WHAT TO WORK ON
Each line below should be quoted exactly, please.

·····

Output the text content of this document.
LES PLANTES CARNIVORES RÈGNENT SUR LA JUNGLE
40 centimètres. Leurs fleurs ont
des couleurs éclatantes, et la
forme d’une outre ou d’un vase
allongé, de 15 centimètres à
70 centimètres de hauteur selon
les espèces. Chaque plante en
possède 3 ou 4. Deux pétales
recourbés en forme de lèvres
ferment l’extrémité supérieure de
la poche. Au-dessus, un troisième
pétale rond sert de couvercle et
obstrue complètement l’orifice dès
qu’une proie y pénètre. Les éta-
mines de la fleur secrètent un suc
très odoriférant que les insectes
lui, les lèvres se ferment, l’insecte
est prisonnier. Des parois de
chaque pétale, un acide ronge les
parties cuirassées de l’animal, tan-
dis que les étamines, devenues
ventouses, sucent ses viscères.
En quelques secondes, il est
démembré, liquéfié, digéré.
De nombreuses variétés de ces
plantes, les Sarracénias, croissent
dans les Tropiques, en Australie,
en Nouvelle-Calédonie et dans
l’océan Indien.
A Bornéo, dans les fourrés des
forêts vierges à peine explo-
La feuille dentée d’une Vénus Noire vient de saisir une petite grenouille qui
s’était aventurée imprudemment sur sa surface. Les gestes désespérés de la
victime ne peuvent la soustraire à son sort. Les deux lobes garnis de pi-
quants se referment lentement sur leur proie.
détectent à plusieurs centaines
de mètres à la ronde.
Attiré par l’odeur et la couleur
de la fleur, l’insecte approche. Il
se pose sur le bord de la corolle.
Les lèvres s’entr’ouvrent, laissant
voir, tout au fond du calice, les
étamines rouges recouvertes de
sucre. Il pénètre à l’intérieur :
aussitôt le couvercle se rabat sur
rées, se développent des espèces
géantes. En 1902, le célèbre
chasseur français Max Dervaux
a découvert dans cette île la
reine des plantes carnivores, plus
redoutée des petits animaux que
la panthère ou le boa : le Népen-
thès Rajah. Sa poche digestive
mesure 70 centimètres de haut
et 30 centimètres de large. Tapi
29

·····

FINISHED ANSWER
Output the text content of this document.
LES PLANTES CARNIVORES RÈGNENT SUR LA JUNGLE
40 centimètres. Leurs fleurs ont
des couleurs éclatantes, et la
forme d’une outre ou d’un vase
allongé, de 15 centimètres à
70 centimètres de hauteur selon
les espèces. Chaque plante en
possède 3 ou 4. Deux pétales
recourbés en forme de lèvres
ferment l’extrémité supérieure de
la poche. Au-dessus, un troisième
pétale rond sert de couvercle et
obstrue complètement l’orifice dès
qu’une proie y pénètre. Les éta-
mines de la fleur secrètent un suc
très odoriférant que les insectes
lui, les lèvres se ferment, l’insecte
est prisonnier. Des parois de
chaque pétale, un acide ronge les
parties cuirassées de l’animal, tan-
dis que les étamines, devenues
ventouses, sucent ses viscères.
En quelques secondes, il est
démembré, liquéfié, digéré.
De nombreuses variétés de ces
plantes, les Sarracénias, croissent
dans les Tropiques, en Australie,
en Nouvelle-Calédonie et dans
l’océan Indien.
A Bornéo, dans les fourrés des
forêts vierges à peine explo-
La feuille dentée d’une Vénus Noire vient de saisir une petite grenouille qui
s’était aventurée imprudemment sur sa surface. Les gestes désespérés de la
victime ne peuvent la soustraire à son sort. Les deux lobes garnis de pi-
quants se referment lentement sur leur proie.
détectent à plusieurs centaines
de mètres à la ronde.
Attiré par l’odeur et la couleur
de la fleur, l’insecte approche. Il
se pose sur le bord de la corolle.
Les lèvres s’entr’ouvrent, laissant
voir, tout au fond du calice, les
étamines rouges recouvertes de
sucre. Il pénètre à l’intérieur :
aussitôt le couvercle se rabat sur
rées, se développent des espèces
géantes. En 1902, le célèbre
chasseur français Max Dervaux
a découvert dans cette île la
reine des plantes carnivores, plus
redoutée des petits animaux que
la panthère ou le boa : le Népen-
thès Rajah. Sa poche digestive
mesure 70 centimètres de haut
et 30 centimètres de large. Tapi
29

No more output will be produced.